##### Exercise data
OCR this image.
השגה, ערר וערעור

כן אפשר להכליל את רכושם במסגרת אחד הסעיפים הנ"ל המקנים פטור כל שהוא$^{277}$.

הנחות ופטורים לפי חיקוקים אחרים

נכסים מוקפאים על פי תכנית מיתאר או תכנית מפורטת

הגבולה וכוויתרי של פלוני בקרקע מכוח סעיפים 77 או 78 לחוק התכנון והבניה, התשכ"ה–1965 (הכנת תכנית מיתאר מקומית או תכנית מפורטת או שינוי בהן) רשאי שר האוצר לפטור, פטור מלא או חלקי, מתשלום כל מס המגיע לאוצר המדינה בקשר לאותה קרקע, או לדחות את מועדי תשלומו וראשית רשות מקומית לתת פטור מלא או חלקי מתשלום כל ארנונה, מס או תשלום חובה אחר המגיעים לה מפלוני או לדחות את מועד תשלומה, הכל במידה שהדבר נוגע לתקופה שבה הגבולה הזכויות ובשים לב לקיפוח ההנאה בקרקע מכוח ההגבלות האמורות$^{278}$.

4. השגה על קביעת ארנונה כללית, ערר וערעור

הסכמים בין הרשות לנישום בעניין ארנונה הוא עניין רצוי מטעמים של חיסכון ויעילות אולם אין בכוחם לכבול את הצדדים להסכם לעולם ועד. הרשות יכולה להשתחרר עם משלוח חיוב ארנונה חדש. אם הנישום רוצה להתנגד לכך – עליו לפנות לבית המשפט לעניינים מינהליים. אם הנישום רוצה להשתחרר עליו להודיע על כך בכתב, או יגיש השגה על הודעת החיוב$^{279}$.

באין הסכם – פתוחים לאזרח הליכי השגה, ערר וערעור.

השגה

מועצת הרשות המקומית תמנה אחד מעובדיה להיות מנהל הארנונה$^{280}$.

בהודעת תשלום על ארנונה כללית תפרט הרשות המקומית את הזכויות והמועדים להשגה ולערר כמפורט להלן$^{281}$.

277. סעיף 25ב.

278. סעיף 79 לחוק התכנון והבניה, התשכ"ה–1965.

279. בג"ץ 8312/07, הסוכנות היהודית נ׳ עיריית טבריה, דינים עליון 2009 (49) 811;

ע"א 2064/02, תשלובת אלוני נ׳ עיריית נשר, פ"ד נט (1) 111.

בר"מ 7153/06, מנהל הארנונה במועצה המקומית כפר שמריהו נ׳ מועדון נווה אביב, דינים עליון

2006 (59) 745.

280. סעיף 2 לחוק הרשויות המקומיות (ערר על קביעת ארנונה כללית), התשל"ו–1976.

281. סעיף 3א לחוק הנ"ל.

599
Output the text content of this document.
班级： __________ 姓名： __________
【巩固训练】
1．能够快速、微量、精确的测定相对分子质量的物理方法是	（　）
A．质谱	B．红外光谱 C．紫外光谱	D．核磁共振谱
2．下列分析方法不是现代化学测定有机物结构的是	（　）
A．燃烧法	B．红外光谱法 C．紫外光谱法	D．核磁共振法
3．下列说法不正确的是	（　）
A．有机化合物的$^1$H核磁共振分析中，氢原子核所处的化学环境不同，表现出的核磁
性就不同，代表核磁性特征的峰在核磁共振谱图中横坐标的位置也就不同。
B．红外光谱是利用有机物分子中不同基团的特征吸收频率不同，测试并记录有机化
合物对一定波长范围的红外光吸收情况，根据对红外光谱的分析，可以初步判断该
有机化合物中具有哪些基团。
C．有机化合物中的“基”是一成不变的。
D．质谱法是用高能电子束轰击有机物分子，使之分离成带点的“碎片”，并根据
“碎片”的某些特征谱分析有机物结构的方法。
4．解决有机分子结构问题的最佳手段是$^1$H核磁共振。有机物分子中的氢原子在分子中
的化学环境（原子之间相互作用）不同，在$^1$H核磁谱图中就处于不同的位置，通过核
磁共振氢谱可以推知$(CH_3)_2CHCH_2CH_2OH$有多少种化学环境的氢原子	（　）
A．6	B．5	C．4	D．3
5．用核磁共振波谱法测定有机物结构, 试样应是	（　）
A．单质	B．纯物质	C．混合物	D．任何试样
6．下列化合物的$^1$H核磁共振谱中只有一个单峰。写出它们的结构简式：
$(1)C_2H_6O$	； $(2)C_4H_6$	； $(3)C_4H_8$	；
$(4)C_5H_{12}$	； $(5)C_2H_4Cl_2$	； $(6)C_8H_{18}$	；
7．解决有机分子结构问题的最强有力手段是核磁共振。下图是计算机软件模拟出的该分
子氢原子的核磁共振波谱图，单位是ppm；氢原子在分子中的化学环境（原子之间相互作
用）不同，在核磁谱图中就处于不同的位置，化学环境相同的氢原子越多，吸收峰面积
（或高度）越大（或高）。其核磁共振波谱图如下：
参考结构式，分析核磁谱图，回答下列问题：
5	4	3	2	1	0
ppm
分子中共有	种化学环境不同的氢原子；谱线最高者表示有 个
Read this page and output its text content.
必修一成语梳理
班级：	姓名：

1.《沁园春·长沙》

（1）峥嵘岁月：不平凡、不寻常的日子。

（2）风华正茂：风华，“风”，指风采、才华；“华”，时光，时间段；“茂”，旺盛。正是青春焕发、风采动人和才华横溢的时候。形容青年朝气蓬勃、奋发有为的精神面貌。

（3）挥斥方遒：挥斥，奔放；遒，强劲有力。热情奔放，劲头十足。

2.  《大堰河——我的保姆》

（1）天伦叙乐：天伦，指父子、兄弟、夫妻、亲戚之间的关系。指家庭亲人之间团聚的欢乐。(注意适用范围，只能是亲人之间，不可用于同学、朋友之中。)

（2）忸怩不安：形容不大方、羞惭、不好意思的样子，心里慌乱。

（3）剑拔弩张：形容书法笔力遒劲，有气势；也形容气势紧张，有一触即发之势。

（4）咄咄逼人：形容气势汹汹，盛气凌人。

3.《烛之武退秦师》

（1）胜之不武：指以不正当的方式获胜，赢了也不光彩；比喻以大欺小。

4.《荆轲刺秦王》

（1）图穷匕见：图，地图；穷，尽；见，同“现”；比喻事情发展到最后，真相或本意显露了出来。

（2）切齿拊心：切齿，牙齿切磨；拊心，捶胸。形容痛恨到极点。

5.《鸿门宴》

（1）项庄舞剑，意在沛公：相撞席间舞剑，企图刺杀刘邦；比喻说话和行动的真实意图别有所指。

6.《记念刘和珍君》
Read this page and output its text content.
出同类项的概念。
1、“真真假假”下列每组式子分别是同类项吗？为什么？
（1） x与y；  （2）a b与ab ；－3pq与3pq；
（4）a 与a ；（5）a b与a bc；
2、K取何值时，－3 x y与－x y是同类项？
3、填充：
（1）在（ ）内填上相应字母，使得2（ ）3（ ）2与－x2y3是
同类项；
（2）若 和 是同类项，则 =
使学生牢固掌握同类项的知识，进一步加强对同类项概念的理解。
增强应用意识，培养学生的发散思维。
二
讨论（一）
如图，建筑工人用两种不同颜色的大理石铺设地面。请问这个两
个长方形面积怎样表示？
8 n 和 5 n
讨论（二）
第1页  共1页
##########
_Exercise_:
Output the full listing exactly as it stands.

_Answer below_:
OCR this image.
השגה, ערר וערעור

כן אפשר להכליל את רכושם במסגרת אחד הסעיפים הנ"ל המקנים פטור כל שהוא$^{277}$.

הנחות ופטורים לפי חיקוקים אחרים

נכסים מוקפאים על פי תכנית מיתאר או תכנית מפורטת

הגבולה וכוויתרי של פלוני בקרקע מכוח סעיפים 77 או 78 לחוק התכנון והבניה, התשכ"ה–1965 (הכנת תכנית מיתאר מקומית או תכנית מפורטת או שינוי בהן) רשאי שר האוצר לפטור, פטור מלא או חלקי, מתשלום כל מס המגיע לאוצר המדינה בקשר לאותה קרקע, או לדחות את מועדי תשלומו וראשית רשות מקומית לתת פטור מלא או חלקי מתשלום כל ארנונה, מס או תשלום חובה אחר המגיעים לה מפלוני או לדחות את מועד תשלומה, הכל במידה שהדבר נוגע לתקופה שבה הגבולה הזכויות ובשים לב לקיפוח ההנאה בקרקע מכוח ההגבלות האמורות$^{278}$.

4. השגה על קביעת ארנונה כללית, ערר וערעור

הסכמים בין הרשות לנישום בעניין ארנונה הוא עניין רצוי מטעמים של חיסכון ויעילות אולם אין בכוחם לכבול את הצדדים להסכם לעולם ועד. הרשות יכולה להשתחרר עם משלוח חיוב ארנונה חדש. אם הנישום רוצה להתנגד לכך – עליו לפנות לבית המשפט לעניינים מינהליים. אם הנישום רוצה להשתחרר עליו להודיע על כך בכתב, או יגיש השגה על הודעת החיוב$^{279}$.

באין הסכם – פתוחים לאזרח הליכי השגה, ערר וערעור.

השגה

מועצת הרשות המקומית תמנה אחד מעובדיה להיות מנהל הארנונה$^{280}$.

בהודעת תשלום על ארנונה כללית תפרט הרשות המקומית את הזכויות והמועדים להשגה ולערר כמפורט להלן$^{281}$.

277. סעיף 25ב.

278. סעיף 79 לחוק התכנון והבניה, התשכ"ה–1965.

279. בג"ץ 8312/07, הסוכנות היהודית נ׳ עיריית טבריה, דינים עליון 2009 (49) 811;

ע"א 2064/02, תשלובת אלוני נ׳ עיריית נשר, פ"ד נט (1) 111.

בר"מ 7153/06, מנהל הארנונה במועצה המקומית כפר שמריהו נ׳ מועדון נווה אביב, דינים עליון

2006 (59) 745.

280. סעיף 2 לחוק הרשויות המקומיות (ערר על קביעת ארנונה כללית), התשל"ו–1976.

281. סעיף 3א לחוק הנ"ל.

599
Output the text content of this document.
班级： __________ 姓名： __________
【巩固训练】
1．能够快速、微量、精确的测定相对分子质量的物理方法是	（　）
A．质谱	B．红外光谱 C．紫外光谱	D．核磁共振谱
2．下列分析方法不是现代化学测定有机物结构的是	（　）
A．燃烧法	B．红外光谱法 C．紫外光谱法	D．核磁共振法
3．下列说法不正确的是	（　）
A．有机化合物的$^1$H核磁共振分析中，氢原子核所处的化学环境不同，表现出的核磁
性就不同，代表核磁性特征的峰在核磁共振谱图中横坐标的位置也就不同。
B．红外光谱是利用有机物分子中不同基团的特征吸收频率不同，测试并记录有机化
合物对一定波长范围的红外光吸收情况，根据对红外光谱的分析，可以初步判断该
有机化合物中具有哪些基团。
C．有机化合物中的“基”是一成不变的。
D．质谱法是用高能电子束轰击有机物分子，使之分离成带点的“碎片”，并根据
“碎片”的某些特征谱分析有机物结构的方法。
4．解决有机分子结构问题的最佳手段是$^1$H核磁共振。有机物分子中的氢原子在分子中
的化学环境（原子之间相互作用）不同，在$^1$H核磁谱图中就处于不同的位置，通过核
磁共振氢谱可以推知$(CH_3)_2CHCH_2CH_2OH$有多少种化学环境的氢原子	（　）
A．6	B．5	C．4	D．3
5．用核磁共振波谱法测定有机物结构, 试样应是	（　）
A．单质	B．纯物质	C．混合物	D．任何试样
6．下列化合物的$^1$H核磁共振谱中只有一个单峰。写出它们的结构简式：
$(1)C_2H_6O$	； $(2)C_4H_6$	； $(3)C_4H_8$	；
$(4)C_5H_{12}$	； $(5)C_2H_4Cl_2$	； $(6)C_8H_{18}$	；
7．解决有机分子结构问题的最强有力手段是核磁共振。下图是计算机软件模拟出的该分
子氢原子的核磁共振波谱图，单位是ppm；氢原子在分子中的化学环境（原子之间相互作
用）不同，在核磁谱图中就处于不同的位置，化学环境相同的氢原子越多，吸收峰面积
（或高度）越大（或高）。其核磁共振波谱图如下：
参考结构式，分析核磁谱图，回答下列问题：
5	4	3	2	1	0
ppm
分子中共有	种化学环境不同的氢原子；谱线最高者表示有 个
Read this page and output its text content.
必修一成语梳理
班级：	姓名：

1.《沁园春·长沙》

（1）峥嵘岁月：不平凡、不寻常的日子。

（2）风华正茂：风华，“风”，指风采、才华；“华”，时光，时间段；“茂”，旺盛。正是青春焕发、风采动人和才华横溢的时候。形容青年朝气蓬勃、奋发有为的精神面貌。

（3）挥斥方遒：挥斥，奔放；遒，强劲有力。热情奔放，劲头十足。

2.  《大堰河——我的保姆》

（1）天伦叙乐：天伦，指父子、兄弟、夫妻、亲戚之间的关系。指家庭亲人之间团聚的欢乐。(注意适用范围，只能是亲人之间，不可用于同学、朋友之中。)

（2）忸怩不安：形容不大方、羞惭、不好意思的样子，心里慌乱。

（3）剑拔弩张：形容书法笔力遒劲，有气势；也形容气势紧张，有一触即发之势。

（4）咄咄逼人：形容气势汹汹，盛气凌人。

3.《烛之武退秦师》

（1）胜之不武：指以不正当的方式获胜，赢了也不光彩；比喻以大欺小。

4.《荆轲刺秦王》

（1）图穷匕见：图，地图；穷，尽；见，同“现”；比喻事情发展到最后，真相或本意显露了出来。

（2）切齿拊心：切齿，牙齿切磨；拊心，捶胸。形容痛恨到极点。

5.《鸿门宴》

（1）项庄舞剑，意在沛公：相撞席间舞剑，企图刺杀刘邦；比喻说话和行动的真实意图别有所指。

6.《记念刘和珍君》
Read this page and output its text content.
出同类项的概念。
1、“真真假假”下列每组式子分别是同类项吗？为什么？
（1） x与y；  （2）a b与ab ；－3pq与3pq；
（4）a 与a ；（5）a b与a bc；
2、K取何值时，－3 x y与－x y是同类项？
3、填充：
（1）在（ ）内填上相应字母，使得2（ ）3（ ）2与－x2y3是
同类项；
（2）若 和 是同类项，则 =
使学生牢固掌握同类项的知识，进一步加强对同类项概念的理解。
增强应用意识，培养学生的发散思维。
二
讨论（一）
如图，建筑工人用两种不同颜色的大理石铺设地面。请问这个两
个长方形面积怎样表示？
8 n 和 5 n
讨论（二）
第1页  共1页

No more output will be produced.